Stated problem 1
Copy out the records, everything from the first line down to the line containing "y-tick-label: 0.9 bbox=[93, 266, 135, 299]", and keep each line unchanged.
╭─ Extract to read
Slightly OT: Greylisting success or failure stories?

David Cary Hart Fedora at TQMcube.com
Fri Feb 4 17:35:33 UTC 2005


On Fri, 2005-02-04 at 11:16 -0600, Aleksandar Milivojevic wrote:

> Not all users have luxuriy of having SMTP server doing authentication on 
> port 587 (plus, some ISP might block that one too).  Plus you need 
> support in mail client to connect to port other than 25 (not all support 
> it).
> 
We've beaten this to death but we authenticate SMTP with SASL AuthD (as
do many ISPs). This does not require additional ports.

> Webmail is nice, but not all people like it.  It is especially 
> inconvinient for people who use POP3 to get their mail.  Again, in this 
> hypothetical situation, you are forcing legitimate sender's to deal with 
> your spam problem (just like with TDMA, maybe even a bit worse).
╰─
╭─ Supplied information
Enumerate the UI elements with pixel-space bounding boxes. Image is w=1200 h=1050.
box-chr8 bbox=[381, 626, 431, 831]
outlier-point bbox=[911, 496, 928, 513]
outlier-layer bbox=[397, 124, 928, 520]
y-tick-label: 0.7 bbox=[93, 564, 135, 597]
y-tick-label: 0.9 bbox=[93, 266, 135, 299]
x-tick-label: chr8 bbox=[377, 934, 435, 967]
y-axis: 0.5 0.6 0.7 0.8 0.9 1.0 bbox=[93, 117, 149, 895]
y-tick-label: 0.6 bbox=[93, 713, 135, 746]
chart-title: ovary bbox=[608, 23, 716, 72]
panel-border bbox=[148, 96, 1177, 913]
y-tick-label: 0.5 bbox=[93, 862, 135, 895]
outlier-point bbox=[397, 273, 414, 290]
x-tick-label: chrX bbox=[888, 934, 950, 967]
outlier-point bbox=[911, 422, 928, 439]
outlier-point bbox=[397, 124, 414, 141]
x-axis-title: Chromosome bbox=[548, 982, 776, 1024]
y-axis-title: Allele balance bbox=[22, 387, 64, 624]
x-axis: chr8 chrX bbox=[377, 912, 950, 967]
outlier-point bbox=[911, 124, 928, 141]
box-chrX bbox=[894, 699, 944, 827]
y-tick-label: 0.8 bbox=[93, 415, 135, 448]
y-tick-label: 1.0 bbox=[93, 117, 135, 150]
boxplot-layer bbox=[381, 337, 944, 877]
╰─
Stated problem 2
Answer these questions about the greylisting post:
(a) What do the writer's own servers use to authenticate SMTP?
(b) Which port does Aleksandar Milivojevic name for SMTP authentication?
(c) For which users does Milivojevic say webmail is especially inconvenient?

Full output 1
Enumerate the UI elements with pixel-space bounding boxes. Image is w=1200 h=1050.
box-chr8 bbox=[381, 626, 431, 831]
outlier-point bbox=[911, 496, 928, 513]
outlier-layer bbox=[397, 124, 928, 520]
y-tick-label: 0.7 bbox=[93, 564, 135, 597]
y-tick-label: 0.9 bbox=[93, 266, 135, 299]

Full output 2
(a) SASL AuthD
(b) Port 587
(c) People who use POP3 to get their mail